What the task asks
From the listing below, pull out the lines that hold "Updates".

--- BEGIN Exercise input ---

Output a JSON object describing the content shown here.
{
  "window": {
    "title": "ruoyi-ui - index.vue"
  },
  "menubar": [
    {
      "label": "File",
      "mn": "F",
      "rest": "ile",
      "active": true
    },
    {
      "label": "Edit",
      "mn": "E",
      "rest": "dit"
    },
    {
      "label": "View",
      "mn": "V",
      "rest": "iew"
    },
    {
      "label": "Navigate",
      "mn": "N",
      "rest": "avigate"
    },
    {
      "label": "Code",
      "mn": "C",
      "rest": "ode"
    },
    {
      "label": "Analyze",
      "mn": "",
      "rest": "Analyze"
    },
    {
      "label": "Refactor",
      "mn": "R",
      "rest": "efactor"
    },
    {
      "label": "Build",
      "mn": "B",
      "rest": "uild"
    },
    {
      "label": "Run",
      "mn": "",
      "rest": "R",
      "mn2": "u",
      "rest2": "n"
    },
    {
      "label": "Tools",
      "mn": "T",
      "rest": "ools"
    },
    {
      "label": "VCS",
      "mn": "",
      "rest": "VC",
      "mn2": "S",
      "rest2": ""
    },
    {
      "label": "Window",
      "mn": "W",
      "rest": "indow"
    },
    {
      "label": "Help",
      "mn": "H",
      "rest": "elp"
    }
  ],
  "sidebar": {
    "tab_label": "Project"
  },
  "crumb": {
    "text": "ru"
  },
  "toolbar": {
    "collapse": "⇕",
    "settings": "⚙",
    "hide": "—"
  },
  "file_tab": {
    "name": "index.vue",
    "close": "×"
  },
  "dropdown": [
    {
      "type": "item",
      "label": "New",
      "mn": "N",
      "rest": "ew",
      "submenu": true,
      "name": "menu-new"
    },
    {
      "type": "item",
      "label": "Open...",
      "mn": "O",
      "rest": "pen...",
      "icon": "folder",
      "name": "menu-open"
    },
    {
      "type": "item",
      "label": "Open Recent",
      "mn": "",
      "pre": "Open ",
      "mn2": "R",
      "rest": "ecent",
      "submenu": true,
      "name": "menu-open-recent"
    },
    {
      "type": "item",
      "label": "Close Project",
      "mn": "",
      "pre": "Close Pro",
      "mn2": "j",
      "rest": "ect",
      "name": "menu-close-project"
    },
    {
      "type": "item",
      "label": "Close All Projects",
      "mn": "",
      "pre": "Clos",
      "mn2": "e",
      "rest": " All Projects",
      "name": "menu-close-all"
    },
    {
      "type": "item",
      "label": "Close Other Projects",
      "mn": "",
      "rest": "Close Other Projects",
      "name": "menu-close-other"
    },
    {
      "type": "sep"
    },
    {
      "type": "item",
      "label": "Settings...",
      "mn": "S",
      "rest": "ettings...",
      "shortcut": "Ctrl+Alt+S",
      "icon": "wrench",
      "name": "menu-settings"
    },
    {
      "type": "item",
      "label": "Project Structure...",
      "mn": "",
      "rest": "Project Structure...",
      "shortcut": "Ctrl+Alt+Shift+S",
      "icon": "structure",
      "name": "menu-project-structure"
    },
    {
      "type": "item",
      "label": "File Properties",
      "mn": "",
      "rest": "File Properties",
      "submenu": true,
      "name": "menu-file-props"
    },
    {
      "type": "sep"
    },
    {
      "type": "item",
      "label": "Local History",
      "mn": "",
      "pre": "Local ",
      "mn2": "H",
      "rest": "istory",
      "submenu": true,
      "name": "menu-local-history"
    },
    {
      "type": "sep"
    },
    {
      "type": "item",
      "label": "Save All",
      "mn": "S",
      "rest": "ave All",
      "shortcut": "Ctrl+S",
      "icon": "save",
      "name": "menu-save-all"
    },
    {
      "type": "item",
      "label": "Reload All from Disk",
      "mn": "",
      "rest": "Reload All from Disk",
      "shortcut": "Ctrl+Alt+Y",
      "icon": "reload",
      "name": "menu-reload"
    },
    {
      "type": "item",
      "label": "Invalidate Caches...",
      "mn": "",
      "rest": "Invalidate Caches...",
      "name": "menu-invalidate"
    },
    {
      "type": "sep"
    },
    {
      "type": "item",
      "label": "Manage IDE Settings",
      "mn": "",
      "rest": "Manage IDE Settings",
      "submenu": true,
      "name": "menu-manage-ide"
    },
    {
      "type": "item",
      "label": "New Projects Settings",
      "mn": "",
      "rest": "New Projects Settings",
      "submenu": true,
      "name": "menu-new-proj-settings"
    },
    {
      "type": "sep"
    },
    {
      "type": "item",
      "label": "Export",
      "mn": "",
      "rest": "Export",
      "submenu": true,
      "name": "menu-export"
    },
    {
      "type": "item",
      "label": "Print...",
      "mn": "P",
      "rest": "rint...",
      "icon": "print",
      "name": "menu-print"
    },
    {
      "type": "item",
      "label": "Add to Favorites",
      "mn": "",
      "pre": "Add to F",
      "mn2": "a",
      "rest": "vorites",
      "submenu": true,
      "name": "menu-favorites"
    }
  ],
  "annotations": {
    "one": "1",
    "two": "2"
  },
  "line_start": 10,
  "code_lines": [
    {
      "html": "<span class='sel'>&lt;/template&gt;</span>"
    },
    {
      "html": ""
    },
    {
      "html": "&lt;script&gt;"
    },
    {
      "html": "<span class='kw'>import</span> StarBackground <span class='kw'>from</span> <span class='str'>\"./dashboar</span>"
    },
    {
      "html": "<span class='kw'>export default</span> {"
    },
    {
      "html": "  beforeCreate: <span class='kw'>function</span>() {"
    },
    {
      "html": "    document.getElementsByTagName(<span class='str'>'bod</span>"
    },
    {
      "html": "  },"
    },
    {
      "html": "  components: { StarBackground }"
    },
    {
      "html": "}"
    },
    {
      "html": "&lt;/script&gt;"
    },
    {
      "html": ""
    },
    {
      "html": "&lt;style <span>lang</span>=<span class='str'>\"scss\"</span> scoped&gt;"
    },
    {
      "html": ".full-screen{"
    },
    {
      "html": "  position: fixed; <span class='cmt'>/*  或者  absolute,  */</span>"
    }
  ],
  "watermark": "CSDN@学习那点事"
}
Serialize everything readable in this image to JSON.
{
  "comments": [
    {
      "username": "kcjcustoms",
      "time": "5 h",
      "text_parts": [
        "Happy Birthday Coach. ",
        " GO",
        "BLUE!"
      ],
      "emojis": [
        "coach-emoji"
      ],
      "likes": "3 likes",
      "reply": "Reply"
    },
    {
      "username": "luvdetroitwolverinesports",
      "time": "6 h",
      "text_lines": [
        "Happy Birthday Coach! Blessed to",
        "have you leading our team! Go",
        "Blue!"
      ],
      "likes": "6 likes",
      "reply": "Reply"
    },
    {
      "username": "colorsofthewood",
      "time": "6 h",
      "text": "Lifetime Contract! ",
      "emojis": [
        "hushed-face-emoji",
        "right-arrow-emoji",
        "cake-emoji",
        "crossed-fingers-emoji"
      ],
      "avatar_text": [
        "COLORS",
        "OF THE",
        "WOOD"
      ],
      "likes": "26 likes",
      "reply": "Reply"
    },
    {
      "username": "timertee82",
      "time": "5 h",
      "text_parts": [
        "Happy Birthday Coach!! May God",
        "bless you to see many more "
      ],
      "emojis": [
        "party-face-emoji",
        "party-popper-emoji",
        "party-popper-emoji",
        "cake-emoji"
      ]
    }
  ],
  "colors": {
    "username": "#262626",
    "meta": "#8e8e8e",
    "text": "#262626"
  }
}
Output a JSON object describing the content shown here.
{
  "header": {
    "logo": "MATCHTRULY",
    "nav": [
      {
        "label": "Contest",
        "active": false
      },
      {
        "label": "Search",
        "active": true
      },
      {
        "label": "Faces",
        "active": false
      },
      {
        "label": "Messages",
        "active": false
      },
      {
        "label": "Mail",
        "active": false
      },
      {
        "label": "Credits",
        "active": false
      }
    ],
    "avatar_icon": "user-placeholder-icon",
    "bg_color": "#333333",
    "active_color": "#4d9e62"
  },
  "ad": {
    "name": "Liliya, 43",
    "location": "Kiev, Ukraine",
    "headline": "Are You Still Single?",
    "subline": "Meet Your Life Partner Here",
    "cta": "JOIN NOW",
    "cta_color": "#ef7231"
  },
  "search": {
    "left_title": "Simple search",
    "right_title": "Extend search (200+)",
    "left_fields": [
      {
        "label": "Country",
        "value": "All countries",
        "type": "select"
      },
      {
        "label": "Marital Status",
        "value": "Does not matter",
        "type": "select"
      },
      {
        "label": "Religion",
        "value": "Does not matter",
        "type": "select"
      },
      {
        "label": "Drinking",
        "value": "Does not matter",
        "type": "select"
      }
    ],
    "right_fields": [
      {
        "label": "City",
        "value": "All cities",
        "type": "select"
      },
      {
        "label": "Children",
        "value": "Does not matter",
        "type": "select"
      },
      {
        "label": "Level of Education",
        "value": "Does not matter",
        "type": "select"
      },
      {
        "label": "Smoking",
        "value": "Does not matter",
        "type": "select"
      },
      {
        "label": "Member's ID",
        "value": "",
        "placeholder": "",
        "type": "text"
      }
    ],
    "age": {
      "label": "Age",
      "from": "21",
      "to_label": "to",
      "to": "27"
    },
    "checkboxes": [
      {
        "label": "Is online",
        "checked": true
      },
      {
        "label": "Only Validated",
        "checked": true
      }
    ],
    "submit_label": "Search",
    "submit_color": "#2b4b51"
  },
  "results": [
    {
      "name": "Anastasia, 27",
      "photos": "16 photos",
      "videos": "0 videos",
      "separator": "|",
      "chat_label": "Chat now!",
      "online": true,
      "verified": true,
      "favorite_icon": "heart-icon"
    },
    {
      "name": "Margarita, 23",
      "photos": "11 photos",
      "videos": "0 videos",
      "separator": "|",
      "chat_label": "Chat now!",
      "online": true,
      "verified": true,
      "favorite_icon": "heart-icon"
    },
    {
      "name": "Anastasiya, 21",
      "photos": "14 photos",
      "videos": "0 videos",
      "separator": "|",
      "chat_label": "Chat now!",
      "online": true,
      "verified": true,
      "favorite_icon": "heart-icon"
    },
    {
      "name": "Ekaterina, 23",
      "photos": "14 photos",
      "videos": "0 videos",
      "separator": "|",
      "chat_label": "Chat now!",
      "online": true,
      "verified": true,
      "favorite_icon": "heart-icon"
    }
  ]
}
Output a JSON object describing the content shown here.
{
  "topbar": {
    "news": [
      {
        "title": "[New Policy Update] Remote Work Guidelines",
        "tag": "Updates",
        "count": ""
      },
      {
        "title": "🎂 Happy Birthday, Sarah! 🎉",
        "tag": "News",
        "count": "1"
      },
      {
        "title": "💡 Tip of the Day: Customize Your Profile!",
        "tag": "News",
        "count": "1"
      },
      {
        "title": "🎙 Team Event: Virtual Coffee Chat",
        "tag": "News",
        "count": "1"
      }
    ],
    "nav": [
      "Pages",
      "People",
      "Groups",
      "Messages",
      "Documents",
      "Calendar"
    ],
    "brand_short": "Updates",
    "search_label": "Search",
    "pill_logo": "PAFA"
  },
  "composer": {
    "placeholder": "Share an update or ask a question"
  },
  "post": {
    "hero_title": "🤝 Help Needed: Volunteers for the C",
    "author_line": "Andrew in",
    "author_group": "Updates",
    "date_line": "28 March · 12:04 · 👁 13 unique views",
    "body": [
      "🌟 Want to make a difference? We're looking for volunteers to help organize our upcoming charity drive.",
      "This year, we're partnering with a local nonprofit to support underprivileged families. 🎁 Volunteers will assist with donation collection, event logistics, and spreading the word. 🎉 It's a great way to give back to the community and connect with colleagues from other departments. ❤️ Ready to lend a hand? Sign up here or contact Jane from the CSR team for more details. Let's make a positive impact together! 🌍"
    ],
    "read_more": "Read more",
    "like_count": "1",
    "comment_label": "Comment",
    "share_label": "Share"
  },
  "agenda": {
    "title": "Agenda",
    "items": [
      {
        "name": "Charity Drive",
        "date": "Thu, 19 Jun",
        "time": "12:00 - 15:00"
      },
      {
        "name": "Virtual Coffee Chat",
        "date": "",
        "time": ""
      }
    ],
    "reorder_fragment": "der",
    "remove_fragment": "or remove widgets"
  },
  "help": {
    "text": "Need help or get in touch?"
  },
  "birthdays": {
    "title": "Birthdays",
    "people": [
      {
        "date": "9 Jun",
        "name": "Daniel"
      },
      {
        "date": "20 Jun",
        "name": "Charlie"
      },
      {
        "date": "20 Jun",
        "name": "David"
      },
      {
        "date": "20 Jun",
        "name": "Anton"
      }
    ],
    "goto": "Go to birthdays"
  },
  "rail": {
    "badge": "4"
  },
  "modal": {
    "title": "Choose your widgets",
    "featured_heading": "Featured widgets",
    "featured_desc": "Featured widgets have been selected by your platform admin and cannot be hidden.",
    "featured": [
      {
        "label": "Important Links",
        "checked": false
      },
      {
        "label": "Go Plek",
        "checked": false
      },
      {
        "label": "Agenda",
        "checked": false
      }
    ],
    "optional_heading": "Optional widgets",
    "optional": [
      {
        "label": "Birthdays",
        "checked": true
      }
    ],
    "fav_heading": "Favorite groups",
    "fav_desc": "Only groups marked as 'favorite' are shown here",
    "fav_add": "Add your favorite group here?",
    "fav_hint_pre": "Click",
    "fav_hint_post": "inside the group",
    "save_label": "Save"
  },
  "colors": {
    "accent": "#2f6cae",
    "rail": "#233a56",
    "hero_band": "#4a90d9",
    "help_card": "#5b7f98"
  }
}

--- END Exercise input ---

Response to the exercise
        "tag": "Updates",
    "brand_short": "Updates",
    "author_group": "Updates",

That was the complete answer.